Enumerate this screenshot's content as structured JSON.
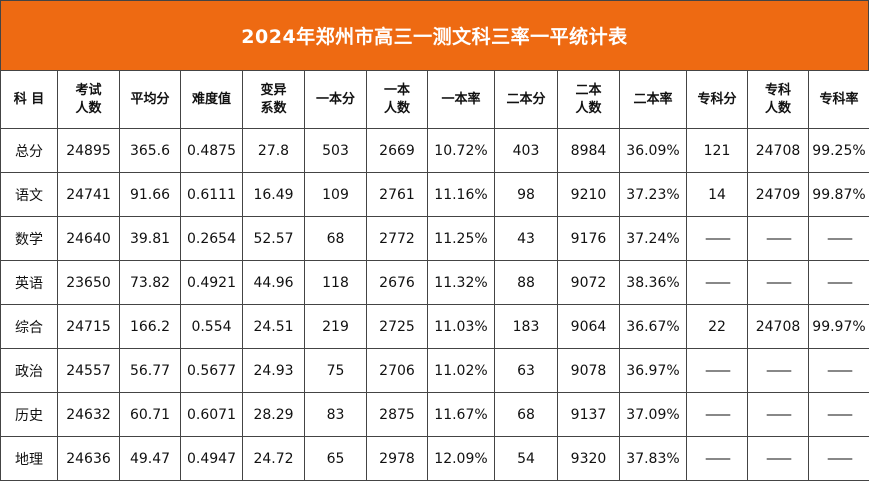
{
  "title": "2024年郑州市高三一测文科三率一平统计表",
  "headers": [
    "科 目",
    "考试\n人数",
    "平均分",
    "难度值",
    "变异\n系数",
    "一本分",
    "一本\n人数",
    "一本率",
    "二本分",
    "二本\n人数",
    "二本率",
    "专科分",
    "专科\n人数",
    "专科率"
  ],
  "rows": [
    [
      "总分",
      "24895",
      "365.6",
      "0.4875",
      "27.8",
      "503",
      "2669",
      "10.72%",
      "403",
      "8984",
      "36.09%",
      "121",
      "24708",
      "99.25%"
    ],
    [
      "语文",
      "24741",
      "91.66",
      "0.6111",
      "16.49",
      "109",
      "2761",
      "11.16%",
      "98",
      "9210",
      "37.23%",
      "14",
      "24709",
      "99.87%"
    ],
    [
      "数学",
      "24640",
      "39.81",
      "0.2654",
      "52.57",
      "68",
      "2772",
      "11.25%",
      "43",
      "9176",
      "37.24%",
      "——",
      "——",
      "——"
    ],
    [
      "英语",
      "23650",
      "73.82",
      "0.4921",
      "44.96",
      "118",
      "2676",
      "11.32%",
      "88",
      "9072",
      "38.36%",
      "——",
      "——",
      "——"
    ],
    [
      "综合",
      "24715",
      "166.2",
      "0.554",
      "24.51",
      "219",
      "2725",
      "11.03%",
      "183",
      "9064",
      "36.67%",
      "22",
      "24708",
      "99.97%"
    ],
    [
      "政治",
      "24557",
      "56.77",
      "0.5677",
      "24.93",
      "75",
      "2706",
      "11.02%",
      "63",
      "9078",
      "36.97%",
      "——",
      "——",
      "——"
    ],
    [
      "历史",
      "24632",
      "60.71",
      "0.6071",
      "28.29",
      "83",
      "2875",
      "11.67%",
      "68",
      "9137",
      "37.09%",
      "——",
      "——",
      "——"
    ],
    [
      "地理",
      "24636",
      "49.47",
      "0.4947",
      "24.72",
      "65",
      "2978",
      "12.09%",
      "54",
      "9320",
      "37.83%",
      "——",
      "——",
      "——"
    ]
  ],
  "colors": {
    "title_bg": "#ee6a12",
    "title_text": "#ffffff",
    "border": "#444444"
  }
}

◆ ◆ ◆ ◆ ◆ ◆ ◆

**GIVEN TASK**
Make an exact copy of the whole listing, but don't bring over any pictures.

**EXERCISE OUTPUT**
Enumerate this screenshot's content as structured JSON.
{
  "title": "2024年郑州市高三一测文科三率一平统计表",
  "headers": [
    "科 目",
    "考试\n人数",
    "平均分",
    "难度值",
    "变异\n系数",
    "一本分",
    "一本\n人数",
    "一本率",
    "二本分",
    "二本\n人数",
    "二本率",
    "专科分",
    "专科\n人数",
    "专科率"
  ],
  "rows": [
    [
      "总分",
      "24895",
      "365.6",
      "0.4875",
      "27.8",
      "503",
      "2669",
      "10.72%",
      "403",
      "8984",
      "36.09%",
      "121",
      "24708",
      "99.25%"
    ],
    [
      "语文",
      "24741",
      "91.66",
      "0.6111",
      "16.49",
      "109",
      "2761",
      "11.16%",
      "98",
      "9210",
      "37.23%",
      "14",
      "24709",
      "99.87%"
    ],
    [
      "数学",
      "24640",
      "39.81",
      "0.2654",
      "52.57",
      "68",
      "2772",
      "11.25%",
      "43",
      "9176",
      "37.24%",
      "——",
      "——",
      "——"
    ],
    [
      "英语",
      "23650",
      "73.82",
      "0.4921",
      "44.96",
      "118",
      "2676",
      "11.32%",
      "88",
      "9072",
      "38.36%",
      "——",
      "——",
      "——"
    ],
    [
      "综合",
      "24715",
      "166.2",
      "0.554",
      "24.51",
      "219",
      "2725",
      "11.03%",
      "183",
      "9064",
      "36.67%",
      "22",
      "24708",
      "99.97%"
    ],
    [
      "政治",
      "24557",
      "56.77",
      "0.5677",
      "24.93",
      "75",
      "2706",
      "11.02%",
      "63",
      "9078",
      "36.97%",
      "——",
      "——",
      "——"
    ],
    [
      "历史",
      "24632",
      "60.71",
      "0.6071",
      "28.29",
      "83",
      "2875",
      "11.67%",
      "68",
      "9137",
      "37.09%",
      "——",
      "——",
      "——"
    ],
    [
      "地理",
      "24636",
      "49.47",
      "0.4947",
      "24.72",
      "65",
      "2978",
      "12.09%",
      "54",
      "9320",
      "37.83%",
      "——",
      "——",
      "——"
    ]
  ],
  "colors": {
    "title_bg": "#ee6a12",
    "title_text": "#ffffff",
    "border": "#444444"
  }
}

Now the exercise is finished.